--- What is required ---
Transcribe all the records with complete accuracy.

>> Start Excerpted records

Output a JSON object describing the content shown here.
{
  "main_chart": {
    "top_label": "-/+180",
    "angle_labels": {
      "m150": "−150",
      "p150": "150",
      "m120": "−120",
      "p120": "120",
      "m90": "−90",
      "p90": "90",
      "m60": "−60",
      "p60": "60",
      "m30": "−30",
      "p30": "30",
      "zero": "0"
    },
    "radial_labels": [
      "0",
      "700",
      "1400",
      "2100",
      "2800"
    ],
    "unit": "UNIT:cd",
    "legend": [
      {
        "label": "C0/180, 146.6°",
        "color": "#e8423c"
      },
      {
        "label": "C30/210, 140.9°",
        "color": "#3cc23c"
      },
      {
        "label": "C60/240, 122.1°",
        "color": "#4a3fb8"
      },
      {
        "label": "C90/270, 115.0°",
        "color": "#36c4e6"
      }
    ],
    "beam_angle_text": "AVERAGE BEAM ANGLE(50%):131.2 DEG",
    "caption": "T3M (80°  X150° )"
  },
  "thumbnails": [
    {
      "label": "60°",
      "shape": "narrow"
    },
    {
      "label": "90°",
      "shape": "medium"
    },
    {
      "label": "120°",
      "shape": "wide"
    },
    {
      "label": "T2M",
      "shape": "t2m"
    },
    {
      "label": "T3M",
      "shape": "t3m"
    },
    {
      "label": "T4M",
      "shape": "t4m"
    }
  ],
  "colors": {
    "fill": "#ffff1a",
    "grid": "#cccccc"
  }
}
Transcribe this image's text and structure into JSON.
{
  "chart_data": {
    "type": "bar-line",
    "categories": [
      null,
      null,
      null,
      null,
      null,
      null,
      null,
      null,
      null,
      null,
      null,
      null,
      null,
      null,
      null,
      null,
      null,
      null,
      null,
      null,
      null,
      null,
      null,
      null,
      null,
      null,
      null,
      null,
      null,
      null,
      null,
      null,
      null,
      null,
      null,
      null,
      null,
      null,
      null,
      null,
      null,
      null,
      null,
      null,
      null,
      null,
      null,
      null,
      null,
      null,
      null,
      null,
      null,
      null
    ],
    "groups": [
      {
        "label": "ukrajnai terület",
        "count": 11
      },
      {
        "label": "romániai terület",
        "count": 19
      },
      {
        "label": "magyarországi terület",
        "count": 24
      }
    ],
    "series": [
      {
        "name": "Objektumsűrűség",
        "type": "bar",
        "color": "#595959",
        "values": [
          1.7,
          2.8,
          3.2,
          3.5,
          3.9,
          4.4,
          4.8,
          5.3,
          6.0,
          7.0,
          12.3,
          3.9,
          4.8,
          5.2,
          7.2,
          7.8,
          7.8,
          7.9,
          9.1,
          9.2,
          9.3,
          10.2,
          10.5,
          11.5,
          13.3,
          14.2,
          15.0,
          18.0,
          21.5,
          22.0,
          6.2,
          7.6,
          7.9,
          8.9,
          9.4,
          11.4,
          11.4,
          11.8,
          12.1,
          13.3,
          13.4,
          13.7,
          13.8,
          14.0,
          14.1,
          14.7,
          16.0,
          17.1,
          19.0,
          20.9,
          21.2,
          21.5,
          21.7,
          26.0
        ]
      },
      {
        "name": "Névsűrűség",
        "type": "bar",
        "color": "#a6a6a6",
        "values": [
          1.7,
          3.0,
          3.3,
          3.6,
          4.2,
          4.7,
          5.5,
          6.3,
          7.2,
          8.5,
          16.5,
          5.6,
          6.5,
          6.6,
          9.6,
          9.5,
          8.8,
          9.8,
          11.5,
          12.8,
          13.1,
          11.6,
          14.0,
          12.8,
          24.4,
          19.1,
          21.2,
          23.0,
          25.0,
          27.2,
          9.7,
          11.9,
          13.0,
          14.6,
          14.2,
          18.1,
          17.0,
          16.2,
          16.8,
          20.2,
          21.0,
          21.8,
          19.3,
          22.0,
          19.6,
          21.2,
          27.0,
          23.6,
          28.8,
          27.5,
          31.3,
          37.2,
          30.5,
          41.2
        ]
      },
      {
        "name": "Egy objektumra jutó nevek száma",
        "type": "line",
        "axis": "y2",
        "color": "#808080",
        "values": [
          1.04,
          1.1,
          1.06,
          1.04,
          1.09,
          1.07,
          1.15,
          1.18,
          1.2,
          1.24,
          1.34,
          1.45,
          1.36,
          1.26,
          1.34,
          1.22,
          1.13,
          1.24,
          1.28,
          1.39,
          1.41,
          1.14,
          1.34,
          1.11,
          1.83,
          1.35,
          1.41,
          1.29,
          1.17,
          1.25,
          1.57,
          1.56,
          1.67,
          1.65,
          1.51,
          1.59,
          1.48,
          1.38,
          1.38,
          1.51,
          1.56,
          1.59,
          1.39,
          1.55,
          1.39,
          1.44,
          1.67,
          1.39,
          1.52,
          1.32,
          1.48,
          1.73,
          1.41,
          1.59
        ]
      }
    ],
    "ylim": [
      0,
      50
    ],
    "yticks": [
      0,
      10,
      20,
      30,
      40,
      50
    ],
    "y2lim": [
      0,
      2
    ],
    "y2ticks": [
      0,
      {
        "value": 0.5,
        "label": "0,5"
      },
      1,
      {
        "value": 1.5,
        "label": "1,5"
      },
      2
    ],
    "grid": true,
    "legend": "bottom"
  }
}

>> End Excerpted records

--- Written answer ---
Output a JSON object describing the content shown here.
{
  "main_chart": {
    "top_label": "-/+180",
    "angle_labels": {
      "m150": "−150",
      "p150": "150",
      "m120": "−120",
      "p120": "120",
      "m90": "−90",
      "p90": "90",
      "m60": "−60",
      "p60": "60",
      "m30": "−30",
      "p30": "30",
      "zero": "0"
    },
    "radial_labels": [
      "0",
      "700",
      "1400",
      "2100",
      "2800"
    ],
    "unit": "UNIT:cd",
    "legend": [
      {
        "label": "C0/180, 146.6°",
        "color": "#e8423c"
      },
      {
        "label": "C30/210, 140.9°",
        "color": "#3cc23c"
      },
      {
        "label": "C60/240, 122.1°",
        "color": "#4a3fb8"
      },
      {
        "label": "C90/270, 115.0°",
        "color": "#36c4e6"
      }
    ],
    "beam_angle_text": "AVERAGE BEAM ANGLE(50%):131.2 DEG",
    "caption": "T3M (80°  X150° )"
  },
  "thumbnails": [
    {
      "label": "60°",
      "shape": "narrow"
    },
    {
      "label": "90°",
      "shape": "medium"
    },
    {
      "label": "120°",
      "shape": "wide"
    },
    {
      "label": "T2M",
      "shape": "t2m"
    },
    {
      "label": "T3M",
      "shape": "t3m"
    },
    {
      "label": "T4M",
      "shape": "t4m"
    }
  ],
  "colors": {
    "fill": "#ffff1a",
    "grid": "#cccccc"
  }
}
Transcribe this image's text and structure into JSON.
{
  "chart_data": {
    "type": "bar-line",
    "categories": [
      null,
      null,
      null,
      null,
      null,
      null,
      null,
      null,
      null,
      null,
      null,
      null,
      null,
      null,
      null,
      null,
      null,
      null,
      null,
      null,
      null,
      null,
      null,
      null,
      null,
      null,
      null,
      null,
      null,
      null,
      null,
      null,
      null,
      null,
      null,
      null,
      null,
      null,
      null,
      null,
      null,
      null,
      null,
      null,
      null,
      null,
      null,
      null,
      null,
      null,
      null,
      null,
      null,
      null
    ],
    "groups": [
      {
        "label": "ukrajnai terület",
        "count": 11
      },
      {
        "label": "romániai terület",
        "count": 19
      },
      {
        "label": "magyarországi terület",
        "count": 24
      }
    ],
    "series": [
      {
        "name": "Objektumsűrűség",
        "type": "bar",
        "color": "#595959",
        "values": [
          1.7,
          2.8,
          3.2,
          3.5,
          3.9,
          4.4,
          4.8,
          5.3,
          6.0,
          7.0,
          12.3,
          3.9,
          4.8,
          5.2,
          7.2,
          7.8,
          7.8,
          7.9,
          9.1,
          9.2,
          9.3,
          10.2,
          10.5,
          11.5,
          13.3,
          14.2,
          15.0,
          18.0,
          21.5,
          22.0,
          6.2,
          7.6,
          7.9,
          8.9,
          9.4,
          11.4,
          11.4,
          11.8,
          12.1,
          13.3,
          13.4,
          13.7,
          13.8,
          14.0,
          14.1,
          14.7,
          16.0,
          17.1,
          19.0,
          20.9,
          21.2,
          21.5,
          21.7,
          26.0
        ]
      },
      {
        "name": "Névsűrűség",
        "type": "bar",
        "color": "#a6a6a6",
        "values": [
          1.7,
          3.0,
          3.3,
          3.6,
          4.2,
          4.7,
          5.5,
          6.3,
          7.2,
          8.5,
          16.5,
          5.6,
          6.5,
          6.6,
          9.6,
          9.5,
          8.8,
          9.8,
          11.5,
          12.8,
          13.1,
          11.6,
          14.0,
          12.8,
          24.4,
          19.1,
          21.2,
          23.0,
          25.0,
          27.2,
          9.7,
          11.9,
          13.0,
          14.6,
          14.2,
          18.1,
          17.0,
          16.2,
          16.8,
          20.2,
          21.0,
          21.8,
          19.3,
          22.0,
          19.6,
          21.2,
          27.0,
          23.6,
          28.8,
          27.5,
          31.3,
          37.2,
          30.5,
          41.2
        ]
      },
      {
        "name": "Egy objektumra jutó nevek száma",
        "type": "line",
        "axis": "y2",
        "color": "#808080",
        "values": [
          1.04,
          1.1,
          1.06,
          1.04,
          1.09,
          1.07,
          1.15,
          1.18,
          1.2,
          1.24,
          1.34,
          1.45,
          1.36,
          1.26,
          1.34,
          1.22,
          1.13,
          1.24,
          1.28,
          1.39,
          1.41,
          1.14,
          1.34,
          1.11,
          1.83,
          1.35,
          1.41,
          1.29,
          1.17,
          1.25,
          1.57,
          1.56,
          1.67,
          1.65,
          1.51,
          1.59,
          1.48,
          1.38,
          1.38,
          1.51,
          1.56,
          1.59,
          1.39,
          1.55,
          1.39,
          1.44,
          1.67,
          1.39,
          1.52,
          1.32,
          1.48,
          1.73,
          1.41,
          1.59
        ]
      }
    ],
    "ylim": [
      0,
      50
    ],
    "yticks": [
      0,
      10,
      20,
      30,
      40,
      50
    ],
    "y2lim": [
      0,
      2
    ],
    "y2ticks": [
      0,
      {
        "value": 0.5,
        "label": "0,5"
      },
      1,
      {
        "value": 1.5,
        "label": "1,5"
      },
      2
    ],
    "grid": true,
    "legend": "bottom"
  }
}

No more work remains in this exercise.